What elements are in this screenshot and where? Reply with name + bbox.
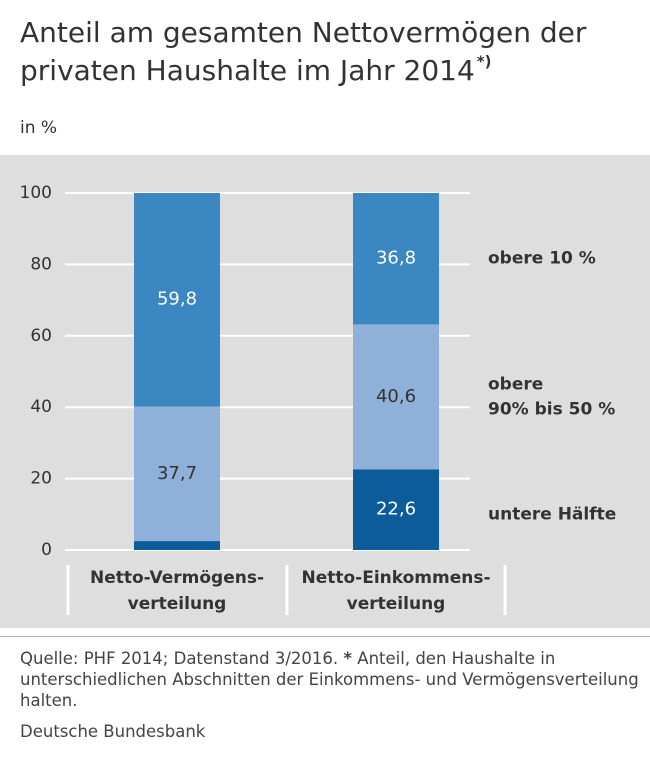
x-tick-label: verteilung <box>347 594 446 614</box>
y-tick-label: 80 <box>30 254 52 274</box>
y-tick-label: 0 <box>41 540 52 560</box>
footnote-mark: * <box>343 649 353 668</box>
y-tick-label: 60 <box>30 326 52 346</box>
footnote: Anteil, den Haushalte in unterschiedlich… <box>20 649 639 710</box>
value-label: 37,7 <box>157 463 197 484</box>
value-label: 40,6 <box>376 386 416 407</box>
value-label: 36,8 <box>376 248 416 269</box>
subtitle: in % <box>20 118 57 138</box>
x-tick-label: Netto-Vermögens- <box>90 568 264 588</box>
chart-title: Anteil am gesamten Nettovermögen der <box>20 16 587 49</box>
chart: Anteil am gesamten Nettovermögen der pri… <box>0 16 650 628</box>
title-note: *) <box>477 53 492 71</box>
bar-segment <box>134 193 220 407</box>
y-tick-label: 40 <box>30 397 52 417</box>
legend-label: untere Hälfte <box>488 505 616 525</box>
y-tick-label: 20 <box>30 469 52 489</box>
bar-segment <box>353 193 439 325</box>
chart-title: privaten Haushalte im Jahr 2014 <box>20 54 475 87</box>
legend-label: 90% bis 50 % <box>488 399 615 419</box>
legend-label: obere <box>488 374 543 394</box>
source: Quelle: PHF 2014; Datenstand 3/2016. <box>20 649 339 668</box>
bar-segment <box>353 324 439 470</box>
bar-segment <box>134 541 220 550</box>
y-tick-label: 100 <box>20 183 52 203</box>
bar-segment <box>134 406 220 542</box>
divider <box>0 636 650 637</box>
value-label: 59,8 <box>157 289 197 310</box>
note: Quelle: PHF 2014; Datenstand 3/2016. * A… <box>20 648 640 711</box>
value-label: 22,6 <box>376 499 416 520</box>
plot-background <box>0 155 650 628</box>
x-tick-label: verteilung <box>128 594 227 614</box>
publisher: Deutsche Bundesbank <box>20 722 206 741</box>
x-tick-label: Netto-Einkommens- <box>301 568 490 588</box>
footer: Quelle: PHF 2014; Datenstand 3/2016. * A… <box>20 648 640 752</box>
bar-segment <box>353 469 439 550</box>
legend-label: obere 10 % <box>488 249 596 269</box>
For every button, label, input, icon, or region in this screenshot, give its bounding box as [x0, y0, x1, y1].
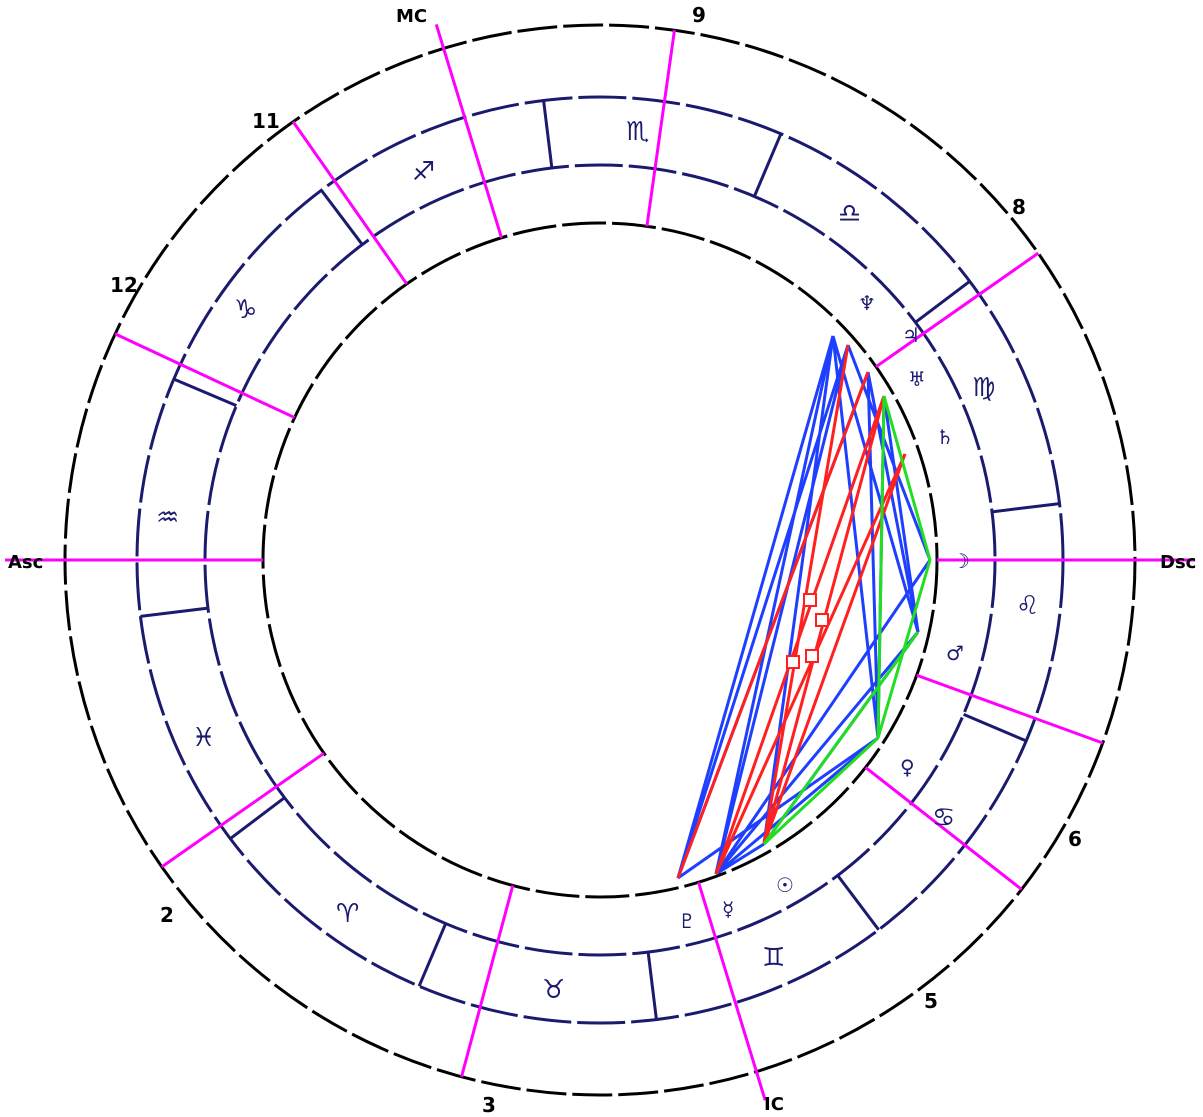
aspect-line-blue-6: [714, 344, 850, 875]
saturn-icon: ♄: [936, 425, 954, 449]
aspect-line-blue-1: [714, 335, 835, 875]
mc-cusp: [434, 24, 503, 239]
house-number-8: 8: [1012, 195, 1026, 219]
zodiac-inner-ring: [203, 163, 997, 957]
house-cusp-2: [160, 752, 325, 869]
aspect-line-red-2: [762, 453, 907, 845]
mars-icon: ♂: [946, 641, 964, 665]
aries-icon: ♈: [336, 899, 359, 929]
jupiter-icon: ♃: [902, 323, 920, 347]
zodiac-outer-ring: [135, 95, 1065, 1025]
sign-divider-11: [836, 874, 880, 931]
house-number-11: 11: [252, 109, 280, 133]
aspect-line-blue-11: [714, 559, 932, 875]
sign-dividers: [140, 100, 1060, 1020]
aspect-line-blue-0: [676, 335, 835, 879]
aspect-square-marker: [805, 649, 819, 663]
aspect-line-blue-2: [762, 335, 835, 845]
house-number-6: 6: [1068, 827, 1082, 851]
uranus-icon: ♅: [908, 367, 926, 391]
aspect-line-blue-9: [882, 395, 920, 633]
sign-divider-8: [229, 796, 286, 840]
sign-divider-1: [991, 502, 1060, 514]
neptune-icon: ♆: [858, 291, 876, 315]
aspect-line-blue-4: [831, 335, 920, 633]
gemini-icon: ♊: [762, 943, 785, 973]
aspect-square-marker: [815, 613, 829, 627]
sun-icon: ☉: [776, 873, 794, 897]
cancer-icon: ♋: [932, 803, 955, 833]
sign-divider-10: [646, 951, 658, 1020]
sign-divider-2: [914, 280, 971, 324]
aspect-line-red-0: [676, 371, 870, 879]
house-number-5: 5: [924, 989, 938, 1013]
leo-icon: ♌: [1016, 591, 1039, 621]
aspect-line-blue-18: [715, 842, 765, 876]
sagittarius-icon: ♐: [412, 157, 435, 187]
aspect-line-blue-17: [846, 344, 932, 561]
sign-divider-3: [752, 133, 783, 197]
sign-divider-5: [320, 189, 364, 246]
aspect-line-blue-3: [831, 335, 880, 739]
house-number-12: 12: [110, 273, 138, 297]
aspect-line-green-2: [762, 631, 920, 845]
house-cusp-3: [460, 885, 515, 1078]
asc-label: Asc: [8, 552, 43, 573]
ic-label: IC: [764, 1094, 784, 1115]
house-number-2: 2: [160, 903, 174, 927]
aspect-line-green-3: [762, 736, 880, 846]
sign-divider-12: [963, 712, 1027, 743]
sign-divider-6: [173, 377, 237, 408]
sign-divider-4: [542, 100, 554, 169]
house-number-3: 3: [482, 1093, 496, 1117]
house-cusp-11: [291, 120, 408, 285]
inner-ring: [261, 221, 939, 899]
libra-icon: ♎: [838, 199, 861, 229]
aspect-line-green-4: [876, 395, 886, 739]
house-cusps: [5, 24, 1195, 1101]
house-cusp-12: [114, 332, 296, 419]
house-cusp-9: [645, 29, 676, 227]
ic-cusp: [697, 881, 767, 1101]
aspect-line-blue-12: [714, 631, 920, 875]
aspect-line-red-3: [714, 453, 907, 875]
moon-icon: ☽: [952, 549, 970, 573]
scorpio-icon: ♏: [626, 117, 649, 147]
aspect-line-green-0: [882, 395, 932, 561]
sign-divider-7: [140, 606, 209, 618]
aspect-lines: [676, 335, 932, 880]
aspect-square-marker: [786, 655, 800, 669]
aspect-line-blue-5: [676, 344, 850, 879]
aspect-line-blue-14: [715, 736, 879, 876]
sign-divider-9: [417, 923, 448, 987]
house-cusp-5: [864, 766, 1023, 891]
house-cusp-6: [916, 673, 1104, 745]
capricorn-icon: ♑: [234, 295, 257, 325]
aquarius-icon: ♒: [156, 503, 179, 533]
house-cusp-8: [875, 251, 1040, 368]
mc-label: MC: [396, 6, 427, 27]
mercury-icon: ☿: [722, 897, 734, 921]
pluto-icon: ♇: [678, 909, 696, 933]
taurus-icon: ♉: [542, 975, 565, 1005]
venus-icon: ♀: [900, 755, 915, 779]
dsc-label: Dsc: [1160, 552, 1196, 573]
house-number-9: 9: [692, 3, 706, 27]
pisces-icon: ♓: [192, 723, 215, 753]
virgo-icon: ♍: [972, 373, 995, 403]
aspect-square-marker: [803, 593, 817, 607]
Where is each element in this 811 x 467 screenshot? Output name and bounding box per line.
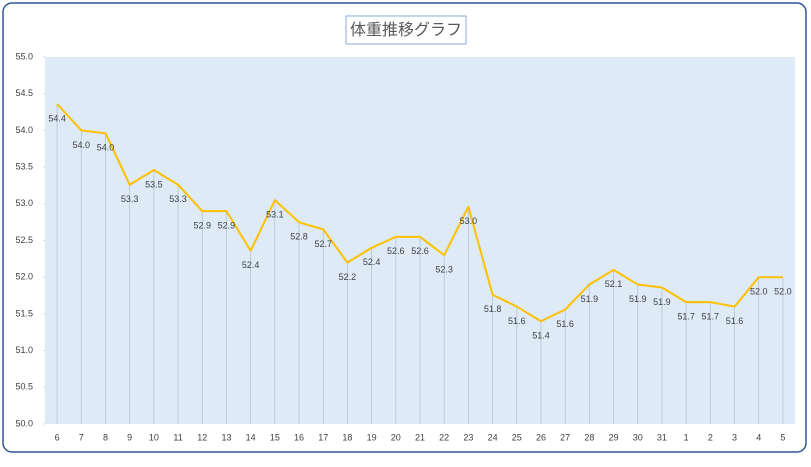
x-tick-label: 24 bbox=[488, 432, 498, 442]
data-label: 53.3 bbox=[121, 194, 139, 204]
x-tick-label: 29 bbox=[609, 432, 619, 442]
data-label: 53.5 bbox=[145, 179, 163, 189]
x-tick-label: 26 bbox=[536, 432, 546, 442]
data-label: 51.9 bbox=[653, 297, 671, 307]
data-line bbox=[56, 103, 783, 323]
data-label: 52.9 bbox=[193, 221, 211, 231]
y-tick-label: 53.0 bbox=[15, 198, 33, 208]
x-tick-label: 3 bbox=[732, 432, 737, 442]
data-label: 51.9 bbox=[629, 294, 647, 304]
data-label: 51.7 bbox=[677, 312, 695, 322]
data-label: 54.0 bbox=[97, 143, 115, 153]
x-tick-label: 12 bbox=[197, 432, 207, 442]
y-tick-label: 50.0 bbox=[15, 418, 33, 428]
x-tick-label: 7 bbox=[79, 432, 84, 442]
x-tick-label: 25 bbox=[512, 432, 522, 442]
data-label: 52.4 bbox=[242, 260, 260, 270]
x-tick-label: 9 bbox=[127, 432, 132, 442]
y-tick-label: 52.0 bbox=[15, 272, 33, 282]
x-tick-label: 6 bbox=[55, 432, 60, 442]
x-tick-label: 30 bbox=[633, 432, 643, 442]
data-label: 53.0 bbox=[460, 216, 478, 226]
x-tick-label: 17 bbox=[318, 432, 328, 442]
y-tick-label: 51.5 bbox=[15, 308, 33, 318]
data-label: 51.6 bbox=[726, 316, 744, 326]
data-label: 52.7 bbox=[314, 239, 332, 249]
x-tick-label: 14 bbox=[246, 432, 256, 442]
data-label: 52.6 bbox=[411, 246, 429, 256]
data-label: 51.8 bbox=[484, 304, 502, 314]
data-label: 52.0 bbox=[750, 287, 768, 297]
x-tick-label: 13 bbox=[221, 432, 231, 442]
y-tick-label: 50.5 bbox=[15, 382, 33, 392]
y-tick-label: 52.5 bbox=[15, 235, 33, 245]
x-tick-label: 2 bbox=[708, 432, 713, 442]
data-label: 53.1 bbox=[266, 210, 284, 220]
x-tick-label: 27 bbox=[560, 432, 570, 442]
data-label: 52.1 bbox=[605, 279, 623, 289]
data-label: 52.0 bbox=[774, 287, 792, 297]
data-label: 51.9 bbox=[581, 294, 599, 304]
data-label: 52.9 bbox=[218, 221, 236, 231]
data-label: 51.4 bbox=[532, 331, 550, 341]
y-tick-label: 55.0 bbox=[15, 51, 33, 61]
data-label: 54.4 bbox=[48, 113, 66, 123]
x-tick-label: 19 bbox=[367, 432, 377, 442]
data-label: 52.4 bbox=[363, 257, 381, 267]
x-tick-label: 8 bbox=[103, 432, 108, 442]
data-label: 53.3 bbox=[169, 194, 187, 204]
x-tick-label: 20 bbox=[391, 432, 401, 442]
x-tick-label: 28 bbox=[584, 432, 594, 442]
data-label: 52.8 bbox=[290, 232, 308, 242]
data-label: 51.6 bbox=[556, 319, 574, 329]
x-tick-label: 18 bbox=[342, 432, 352, 442]
x-tick-label: 16 bbox=[294, 432, 304, 442]
x-tick-label: 5 bbox=[780, 432, 785, 442]
y-tick-label: 54.0 bbox=[15, 125, 33, 135]
data-label: 52.2 bbox=[339, 272, 357, 282]
y-tick-label: 51.0 bbox=[15, 345, 33, 355]
data-label: 54.0 bbox=[73, 140, 91, 150]
chart-title: 体重推移グラフ bbox=[350, 21, 462, 39]
x-tick-label: 31 bbox=[657, 432, 667, 442]
x-tick-label: 23 bbox=[463, 432, 473, 442]
data-label: 52.6 bbox=[387, 246, 405, 256]
data-label: 51.7 bbox=[702, 312, 720, 322]
x-tick-label: 15 bbox=[270, 432, 280, 442]
x-tick-label: 21 bbox=[415, 432, 425, 442]
x-tick-label: 11 bbox=[173, 432, 182, 442]
x-tick-label: 22 bbox=[439, 432, 449, 442]
title-box bbox=[345, 15, 467, 45]
x-tick-label: 4 bbox=[756, 432, 761, 442]
x-tick-label: 1 bbox=[684, 432, 689, 442]
y-tick-label: 54.5 bbox=[15, 88, 33, 98]
data-label: 51.6 bbox=[508, 316, 526, 326]
data-label: 52.3 bbox=[435, 265, 453, 275]
y-tick-label: 53.5 bbox=[15, 161, 33, 171]
x-tick-label: 10 bbox=[149, 432, 159, 442]
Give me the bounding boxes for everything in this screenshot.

========================

● **Aim**: Starting at the line containing "aspect-line-blue-6: [714, 344, 850, 875]" and ending at the line containing "house-cusp-2: [160, 752, 325, 869]", reproduce those lines with "saturn-icon" substituted by "saturn-symbol" and everything else left unchanged.

● **Final result**:
aspect-line-blue-6: [714, 344, 850, 875]
saturn-symbol: ♄: [936, 425, 954, 449]
aspect-line-blue-1: [714, 335, 835, 875]
mc-cusp: [434, 24, 503, 239]
house-number-8: 8: [1012, 195, 1026, 219]
zodiac-inner-ring: [203, 163, 997, 957]
house-cusp-2: [160, 752, 325, 869]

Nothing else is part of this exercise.